YOUR OBJECTIVE — Copy each of the entries below line for line, without changing any character, and leave out the pictures.

DATA IN THIS EXERCISE —
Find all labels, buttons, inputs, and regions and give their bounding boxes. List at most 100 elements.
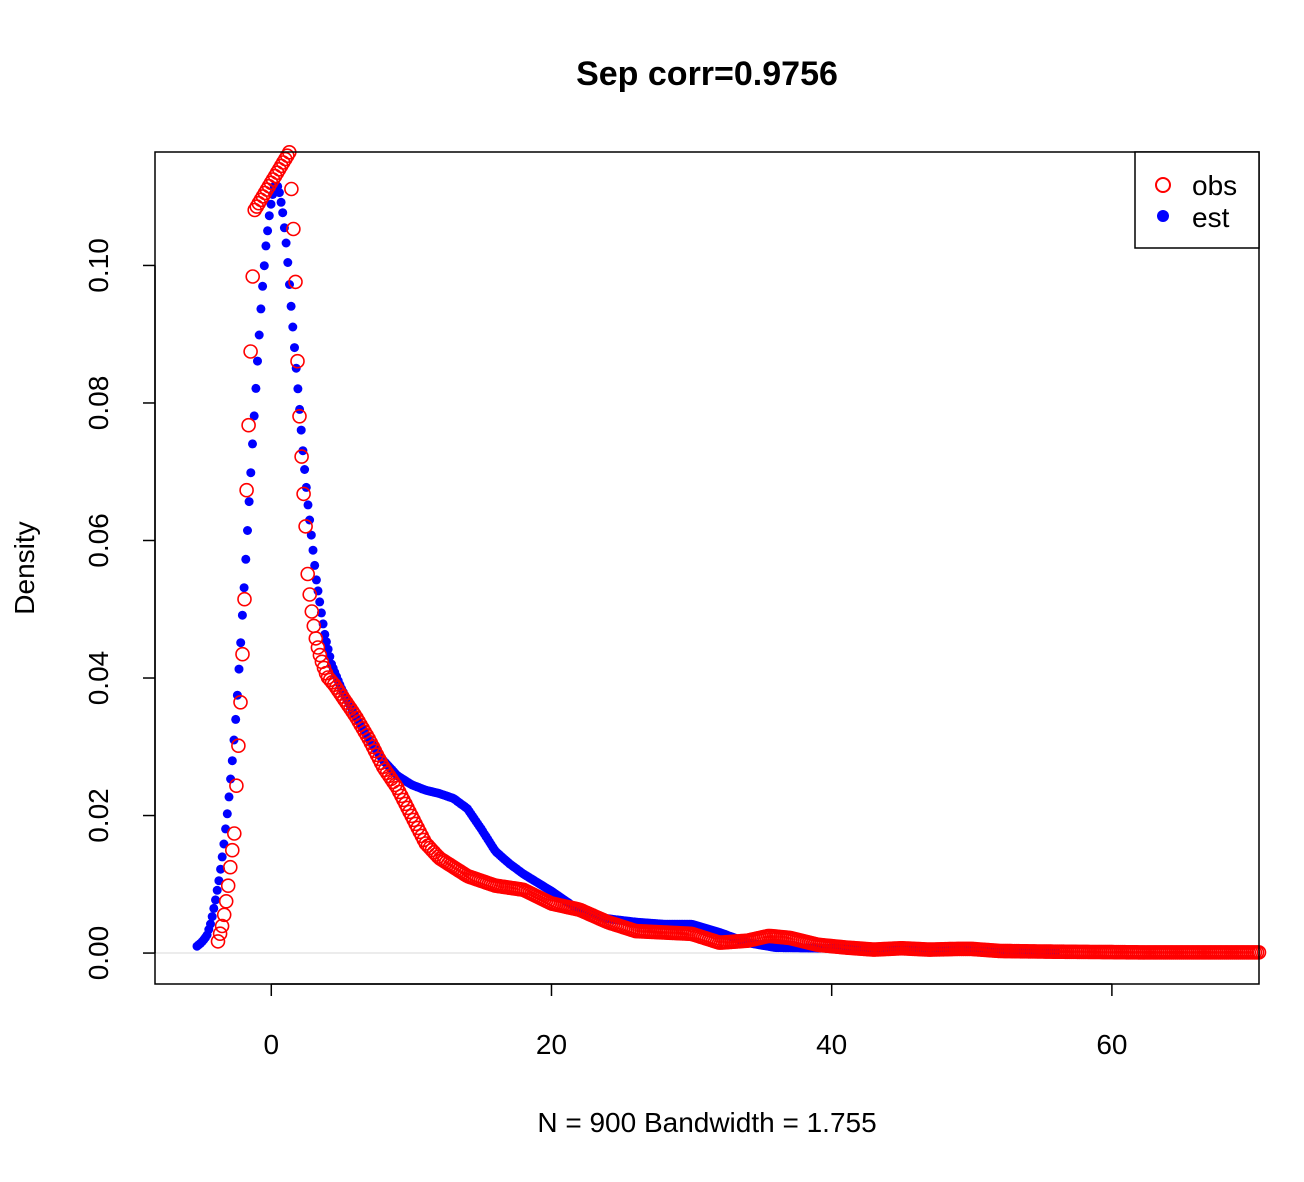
obs-point xyxy=(292,408,307,424)
obs-point xyxy=(357,724,373,740)
obs-point xyxy=(233,694,248,710)
y-tick-label: 0.02 xyxy=(83,788,114,843)
obs-point xyxy=(231,738,246,754)
est-point xyxy=(216,864,226,874)
legend-obs-marker xyxy=(1155,177,1171,193)
est-point xyxy=(316,608,326,618)
est-point xyxy=(283,258,293,267)
est-point xyxy=(239,583,249,593)
est-point xyxy=(311,575,321,585)
est-point xyxy=(217,852,227,862)
est-point xyxy=(305,515,315,525)
est-point xyxy=(258,281,268,291)
est-point xyxy=(288,322,298,332)
est-point xyxy=(249,411,259,421)
legend-est-marker xyxy=(1157,210,1169,222)
est-point xyxy=(266,199,276,209)
est-point xyxy=(254,330,264,340)
obs-point xyxy=(214,918,230,934)
legend-est-label: est xyxy=(1192,202,1230,233)
obs-point xyxy=(218,893,234,909)
obs-point xyxy=(359,728,375,743)
obs-point xyxy=(298,519,313,534)
obs-point xyxy=(237,591,252,607)
est-point xyxy=(243,526,252,535)
est-point xyxy=(251,383,261,393)
obs-point xyxy=(290,353,305,369)
obs-point xyxy=(227,826,242,841)
est-point xyxy=(224,792,234,802)
obs-point xyxy=(245,269,260,284)
est-point xyxy=(296,425,306,435)
est-point xyxy=(315,597,325,607)
est-point xyxy=(219,839,229,849)
obs-point xyxy=(284,181,299,197)
obs-point xyxy=(239,482,254,498)
est-point xyxy=(308,545,318,555)
est-point xyxy=(293,384,303,394)
est-point xyxy=(310,560,320,570)
est-point xyxy=(306,530,316,540)
obs-point xyxy=(210,934,226,949)
est-point xyxy=(214,876,224,886)
x-axis: 0 20 40 60 xyxy=(263,983,1127,1060)
est-point xyxy=(261,241,271,251)
x-tick-label: 40 xyxy=(816,1029,847,1060)
obs-point xyxy=(387,777,403,793)
obs-point xyxy=(243,344,258,359)
obs-point xyxy=(310,640,326,655)
est-point xyxy=(212,885,222,895)
obs-point xyxy=(229,778,244,794)
obs-point xyxy=(312,647,328,663)
obs-point xyxy=(235,646,250,662)
legend: obs est xyxy=(1134,151,1260,249)
est-point xyxy=(206,919,215,929)
obs-point xyxy=(300,566,316,582)
obs-point xyxy=(296,486,311,502)
est-point xyxy=(234,664,244,674)
obs-point xyxy=(308,631,324,646)
est-point xyxy=(290,343,299,353)
est-point xyxy=(274,188,284,198)
legend-box xyxy=(1134,151,1260,249)
est-point xyxy=(278,208,288,218)
obs-point xyxy=(220,878,236,894)
obs-point xyxy=(302,587,318,602)
obs-point xyxy=(212,926,228,942)
y-tick-label: 0.10 xyxy=(83,238,114,293)
y-tick-label: 0.06 xyxy=(83,513,114,568)
est-point xyxy=(237,610,247,620)
obs-point xyxy=(223,859,238,875)
est-point xyxy=(259,261,269,271)
est-point xyxy=(227,756,237,766)
est-point xyxy=(211,895,220,905)
obs-point xyxy=(353,717,368,733)
y-tick-label: 0.00 xyxy=(83,926,114,981)
est-point xyxy=(286,301,296,311)
est-point xyxy=(264,211,274,221)
est-point xyxy=(231,714,241,724)
est-point xyxy=(241,554,251,564)
est-series xyxy=(192,181,1061,957)
x-tick-label: 60 xyxy=(1096,1029,1127,1060)
est-point xyxy=(222,809,232,819)
obs-point xyxy=(306,618,322,634)
obs-series xyxy=(210,145,1267,960)
est-point xyxy=(209,903,219,913)
est-point xyxy=(256,304,266,314)
y-tick-label: 0.04 xyxy=(83,651,114,706)
obs-point xyxy=(286,221,301,237)
est-point xyxy=(276,197,286,207)
y-axis-label: Density xyxy=(9,521,40,614)
est-point xyxy=(263,226,273,236)
obs-point xyxy=(288,274,303,290)
obs-point xyxy=(241,417,256,433)
est-point xyxy=(248,439,257,449)
est-point xyxy=(281,238,291,248)
obs-point xyxy=(304,604,320,619)
x-axis-label: N = 900 Bandwidth = 1.755 xyxy=(537,1107,876,1138)
est-point xyxy=(236,638,246,648)
chart-title: Sep corr=0.9756 xyxy=(576,55,838,93)
y-axis: 0.00 0.02 0.04 0.06 0.08 0.10 xyxy=(83,238,156,981)
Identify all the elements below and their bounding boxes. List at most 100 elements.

ANSWER BELOW —
Find all labels, buttons, inputs, and regions and give their bounding boxes. List at most 100 elements.
obs-point xyxy=(292,408,307,424)
obs-point xyxy=(357,724,373,740)
obs-point xyxy=(233,694,248,710)
y-tick-label: 0.02 xyxy=(83,788,114,843)
obs-point xyxy=(231,738,246,754)
est-point xyxy=(216,864,226,874)
legend-obs-marker xyxy=(1155,177,1171,193)
est-point xyxy=(316,608,326,618)
est-point xyxy=(283,258,293,267)
est-point xyxy=(239,583,249,593)
est-point xyxy=(311,575,321,585)
est-point xyxy=(217,852,227,862)
est-point xyxy=(305,515,315,525)
est-point xyxy=(258,281,268,291)
est-point xyxy=(288,322,298,332)
est-point xyxy=(249,411,259,421)
legend-est-marker xyxy=(1157,210,1169,222)
est-point xyxy=(266,199,276,209)
est-point xyxy=(254,330,264,340)
obs-point xyxy=(214,918,230,934)
legend-est-label: est xyxy=(1192,202,1230,233)
obs-point xyxy=(218,893,234,909)
obs-point xyxy=(359,728,375,743)
obs-point xyxy=(298,519,313,534)
obs-point xyxy=(237,591,252,607)
est-point xyxy=(243,526,252,535)
est-point xyxy=(251,383,261,393)
obs-point xyxy=(290,353,305,369)
obs-point xyxy=(227,826,242,841)
est-point xyxy=(224,792,234,802)
obs-point xyxy=(245,269,260,284)
est-point xyxy=(296,425,306,435)
est-point xyxy=(315,597,325,607)
est-point xyxy=(219,839,229,849)
obs-point xyxy=(284,181,299,197)
obs-point xyxy=(239,482,254,498)
est-point xyxy=(308,545,318,555)
est-point xyxy=(293,384,303,394)
est-point xyxy=(310,560,320,570)
est-point xyxy=(306,530,316,540)
obs-point xyxy=(210,934,226,949)
est-point xyxy=(214,876,224,886)
x-axis: 0 20 40 60 xyxy=(263,983,1127,1060)
est-point xyxy=(261,241,271,251)
x-tick-label: 40 xyxy=(816,1029,847,1060)
obs-point xyxy=(387,777,403,793)
obs-point xyxy=(243,344,258,359)
obs-point xyxy=(310,640,326,655)
est-point xyxy=(212,885,222,895)
obs-point xyxy=(229,778,244,794)
obs-point xyxy=(312,647,328,663)
obs-point xyxy=(235,646,250,662)
legend: obs est xyxy=(1134,151,1260,249)
est-point xyxy=(206,919,215,929)
obs-point xyxy=(300,566,316,582)
obs-point xyxy=(296,486,311,502)
est-point xyxy=(234,664,244,674)
obs-point xyxy=(308,631,324,646)
est-point xyxy=(290,343,299,353)
est-point xyxy=(274,188,284,198)
legend-box xyxy=(1134,151,1260,249)
est-point xyxy=(278,208,288,218)
obs-point xyxy=(220,878,236,894)
obs-point xyxy=(302,587,318,602)
obs-point xyxy=(212,926,228,942)
y-tick-label: 0.10 xyxy=(83,238,114,293)
y-tick-label: 0.06 xyxy=(83,513,114,568)
est-point xyxy=(237,610,247,620)
obs-point xyxy=(223,859,238,875)
est-point xyxy=(259,261,269,271)
est-point xyxy=(227,756,237,766)
est-point xyxy=(211,895,220,905)
obs-point xyxy=(353,717,368,733)
y-tick-label: 0.00 xyxy=(83,926,114,981)
est-point xyxy=(286,301,296,311)
est-point xyxy=(264,211,274,221)
est-point xyxy=(231,714,241,724)
est-point xyxy=(241,554,251,564)
est-series xyxy=(192,181,1061,957)
x-tick-label: 60 xyxy=(1096,1029,1127,1060)
est-point xyxy=(222,809,232,819)
obs-point xyxy=(306,618,322,634)
obs-series xyxy=(210,145,1267,960)
est-point xyxy=(209,903,219,913)
est-point xyxy=(256,304,266,314)
y-tick-label: 0.04 xyxy=(83,651,114,706)
obs-point xyxy=(286,221,301,237)
est-point xyxy=(276,197,286,207)
y-axis-label: Density xyxy=(9,521,40,614)
est-point xyxy=(263,226,273,236)
obs-point xyxy=(288,274,303,290)
obs-point xyxy=(241,417,256,433)
est-point xyxy=(248,439,257,449)
est-point xyxy=(281,238,291,248)
obs-point xyxy=(304,604,320,619)
x-axis-label: N = 900 Bandwidth = 1.755 xyxy=(537,1107,876,1138)
est-point xyxy=(236,638,246,648)
chart-title: Sep corr=0.9756 xyxy=(576,55,838,93)
y-axis: 0.00 0.02 0.04 0.06 0.08 0.10 xyxy=(83,238,156,981)
Identify all the elements below and their bounding boxes. List at most 100 elements.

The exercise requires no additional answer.